▸ **GOAL**
Every line that holds the string "Communications" is to be identified and copied.

▸ **SUPPLIED INFORMATION**
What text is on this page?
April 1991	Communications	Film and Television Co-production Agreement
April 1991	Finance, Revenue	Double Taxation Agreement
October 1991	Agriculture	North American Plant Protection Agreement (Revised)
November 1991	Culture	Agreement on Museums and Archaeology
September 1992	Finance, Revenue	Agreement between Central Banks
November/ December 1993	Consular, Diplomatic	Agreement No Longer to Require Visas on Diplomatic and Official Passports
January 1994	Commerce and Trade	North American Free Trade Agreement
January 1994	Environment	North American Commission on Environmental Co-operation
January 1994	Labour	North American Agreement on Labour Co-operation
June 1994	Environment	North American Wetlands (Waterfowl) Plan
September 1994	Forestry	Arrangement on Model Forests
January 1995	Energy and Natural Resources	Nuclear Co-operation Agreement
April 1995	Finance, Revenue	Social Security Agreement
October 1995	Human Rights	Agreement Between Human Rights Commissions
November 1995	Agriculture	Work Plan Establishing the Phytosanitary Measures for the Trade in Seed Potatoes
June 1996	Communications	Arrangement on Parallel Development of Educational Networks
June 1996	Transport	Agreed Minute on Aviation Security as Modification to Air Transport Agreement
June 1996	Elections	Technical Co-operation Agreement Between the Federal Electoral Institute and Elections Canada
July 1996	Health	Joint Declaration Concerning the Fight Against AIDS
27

▸ **TASK OUTPUT**
April 1991	Communications	Film and Television Co-production Agreement
June 1996	Communications	Arrangement on Parallel Development of Educational Networks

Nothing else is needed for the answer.